INSTRUCTIONS TO FOLLOW - Count the lines in the records below that contain the string "magnetic", with case counting, and give only the number.

** start TASK MATERIAL **

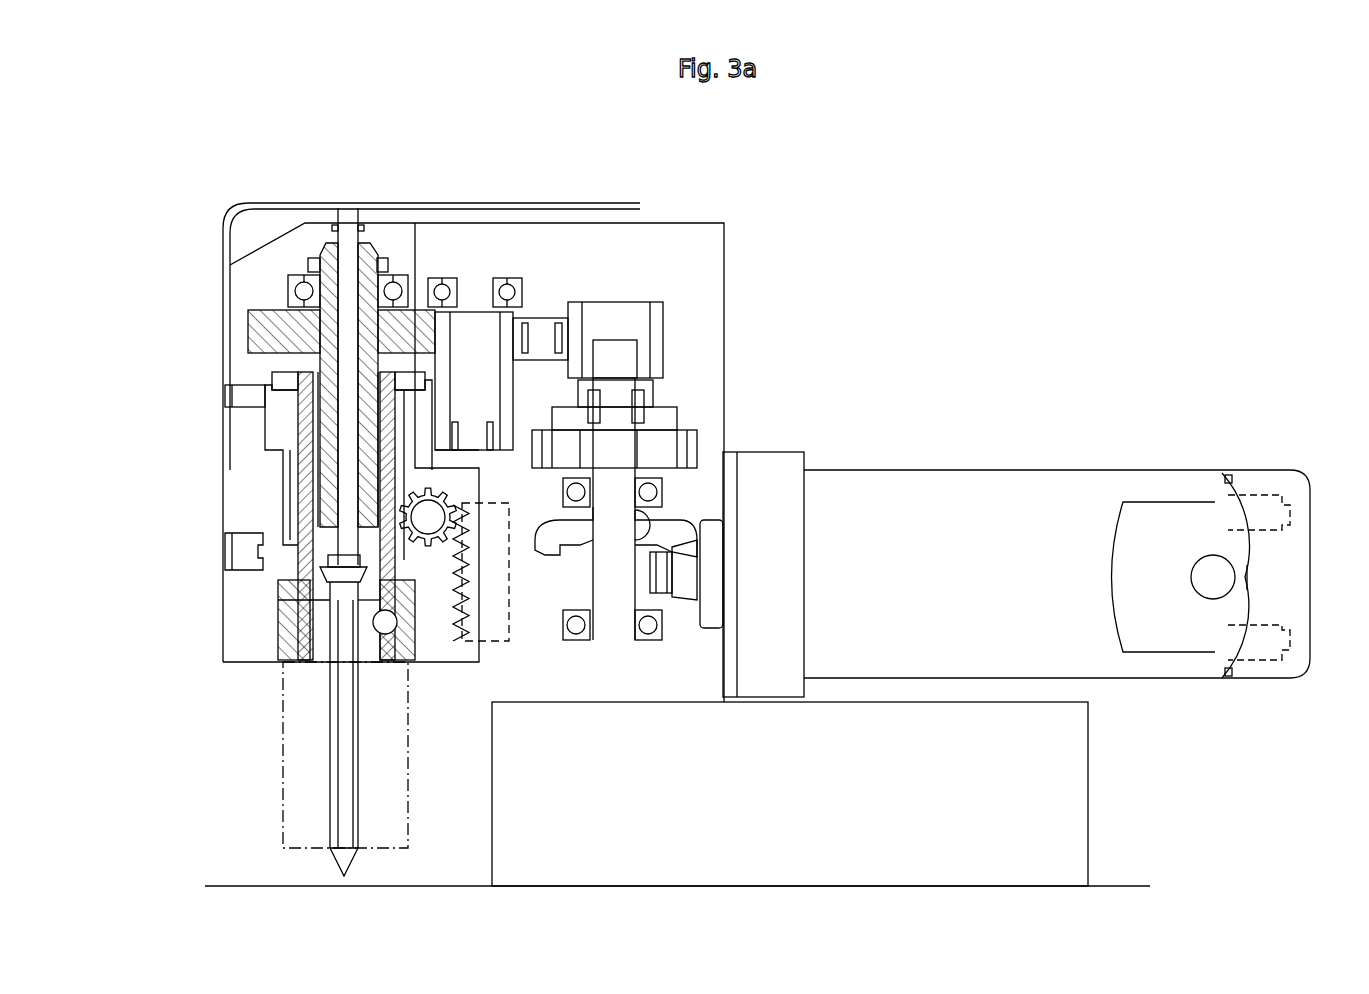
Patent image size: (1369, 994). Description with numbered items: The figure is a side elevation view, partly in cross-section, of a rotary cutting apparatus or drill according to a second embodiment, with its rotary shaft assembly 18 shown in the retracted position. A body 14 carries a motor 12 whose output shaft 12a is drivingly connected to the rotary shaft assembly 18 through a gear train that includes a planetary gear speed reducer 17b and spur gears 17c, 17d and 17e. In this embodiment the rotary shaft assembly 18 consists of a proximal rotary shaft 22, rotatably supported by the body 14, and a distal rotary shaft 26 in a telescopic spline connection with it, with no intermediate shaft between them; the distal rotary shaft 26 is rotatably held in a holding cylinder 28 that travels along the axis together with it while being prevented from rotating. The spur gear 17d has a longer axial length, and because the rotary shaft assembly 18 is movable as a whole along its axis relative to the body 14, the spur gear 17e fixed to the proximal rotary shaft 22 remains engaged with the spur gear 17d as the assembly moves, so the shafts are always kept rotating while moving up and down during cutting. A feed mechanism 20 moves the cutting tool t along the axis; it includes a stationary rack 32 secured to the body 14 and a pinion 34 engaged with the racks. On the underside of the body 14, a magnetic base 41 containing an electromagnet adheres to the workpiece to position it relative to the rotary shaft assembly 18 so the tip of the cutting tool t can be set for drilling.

The motor 12 is at (945, 470).
The output shaft 12a is at (703, 553).
The body 14 is at (627, 243).
The planetary gear speed reducer 17b is at (683, 415).
The spur gear 17c is at (660, 308).
The spur gear 17d is at (462, 312).
The spur gear 17e is at (268, 310).
The rotary shaft assembly 18 is at (402, 238).
The feed mechanism 20 is at (441, 653).
The proximal rotary shaft 22 is at (370, 245).
The distal rotary shaft 26 is at (290, 590).
The holding cylinder 28 is at (285, 425).
The stationary rack 32 is at (497, 641).
The pinion 34 is at (430, 518).
The magnetic base 41 is at (790, 794).
The cutting tool t is at (283, 748).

** end TASK MATERIAL **

REPLY TO THE TASK - 2